**THE TASK:** Set down the data below without change, skipping the pictures it holds.

--------------------------------

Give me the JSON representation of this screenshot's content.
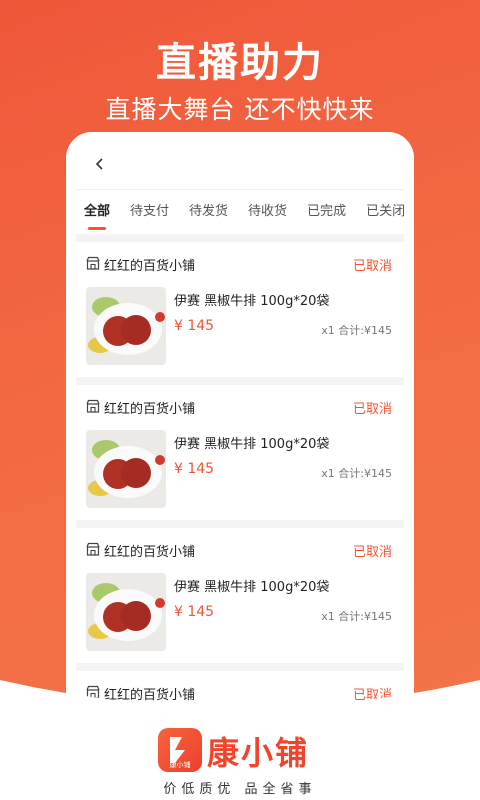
{
  "banner": {
    "headline": "直播助力",
    "subline": "直播大舞台 还不快快来"
  },
  "tabs": [
    "全部",
    "待支付",
    "待发货",
    "待收货",
    "已完成",
    "已关闭"
  ],
  "active_tab": 0,
  "orders": [
    {
      "shop": "红红的百货小铺",
      "status": "已取消",
      "product": "伊赛 黑椒牛排 100g*20袋",
      "price": "¥ 145",
      "qty_total": "x1 合计:¥145"
    },
    {
      "shop": "红红的百货小铺",
      "status": "已取消",
      "product": "伊赛 黑椒牛排 100g*20袋",
      "price": "¥ 145",
      "qty_total": "x1 合计:¥145"
    },
    {
      "shop": "红红的百货小铺",
      "status": "已取消",
      "product": "伊赛 黑椒牛排 100g*20袋",
      "price": "¥ 145",
      "qty_total": "x1 合计:¥145"
    },
    {
      "shop": "红红的百货小铺",
      "status": "已取消"
    }
  ],
  "brand": {
    "logo_label": "康小铺",
    "name": "康小铺",
    "slogan": "价低质优 品全省事"
  },
  "colors": {
    "accent": "#f05537",
    "background": "#f26a44"
  }
}
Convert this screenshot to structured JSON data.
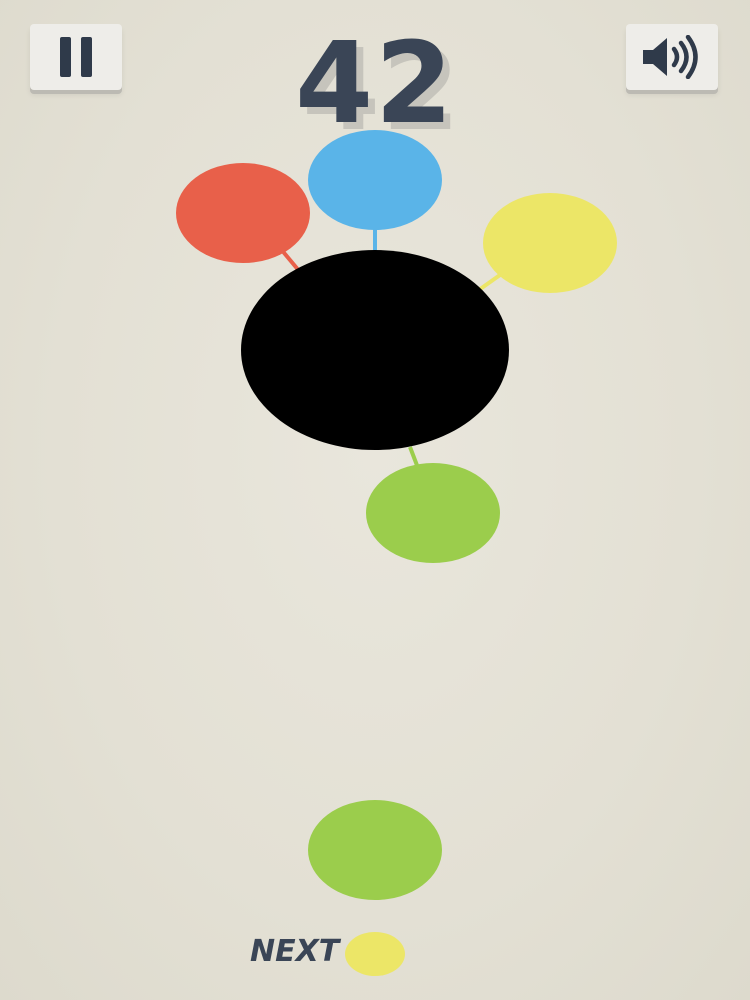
{
  "hud": {
    "pause_icon": "pause-icon",
    "sound_icon": "speaker-icon",
    "score": "42"
  },
  "game": {
    "core_color": "#000000",
    "attached_balls": [
      {
        "name": "red",
        "color": "#e8604a"
      },
      {
        "name": "blue",
        "color": "#5ab4e8"
      },
      {
        "name": "yellow",
        "color": "#ece667"
      },
      {
        "name": "green",
        "color": "#9bcd4c"
      }
    ],
    "current_ball_color": "#9bcd4c"
  },
  "next": {
    "label": "NEXT",
    "color": "#ece667"
  }
}
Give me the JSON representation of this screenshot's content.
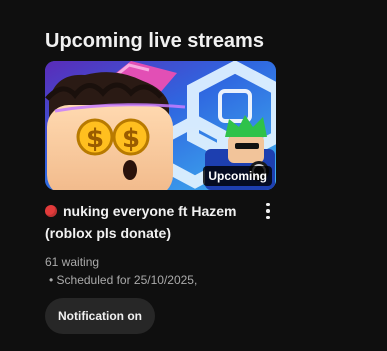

--------------------------------

**ANSWER TO THE TASK:**
Give me the JSON representation of this screenshot's content.
{
  "banner": {
    "headline": "直播助力",
    "subline": "直播大舞台 还不快快来"
  },
  "tabs": [
    "全部",
    "待支付",
    "待发货",
    "待收货",
    "已完成",
    "已关闭"
  ],
  "active_tab": 0,
  "orders": [
    {
      "shop": "红红的百货小铺",
      "status": "已取消",
      "product": "伊赛 黑椒牛排 100g*20袋",
      "price": "¥ 145",
      "qty_total": "x1 合计:¥145"
    },
    {
      "shop": "红红的百货小铺",
      "status": "已取消",
      "product": "伊赛 黑椒牛排 100g*20袋",
      "price": "¥ 145",
      "qty_total": "x1 合计:¥145"
    },
    {
      "shop": "红红的百货小铺",
      "status": "已取消",
      "product": "伊赛 黑椒牛排 100g*20袋",
      "price": "¥ 145",
      "qty_total": "x1 合计:¥145"
    },
    {
      "shop": "红红的百货小铺",
      "status": "已取消"
    }
  ],
  "brand": {
    "logo_label": "康小铺",
    "name": "康小铺",
    "slogan": "价低质优 品全省事"
  },
  "colors": {
    "accent": "#f05537",
    "background": "#f26a44"
  }
}
Convert this screenshot to structured JSON data.
{
  "hud": {
    "pause_icon": "pause-icon",
    "sound_icon": "speaker-icon",
    "score": "42"
  },
  "game": {
    "core_color": "#000000",
    "attached_balls": [
      {
        "name": "red",
        "color": "#e8604a"
      },
      {
        "name": "blue",
        "color": "#5ab4e8"
      },
      {
        "name": "yellow",
        "color": "#ece667"
      },
      {
        "name": "green",
        "color": "#9bcd4c"
      }
    ],
    "current_ball_color": "#9bcd4c"
  },
  "next": {
    "label": "NEXT",
    "color": "#ece667"
  }
}
Give me the JSON representation of this screenshot's content.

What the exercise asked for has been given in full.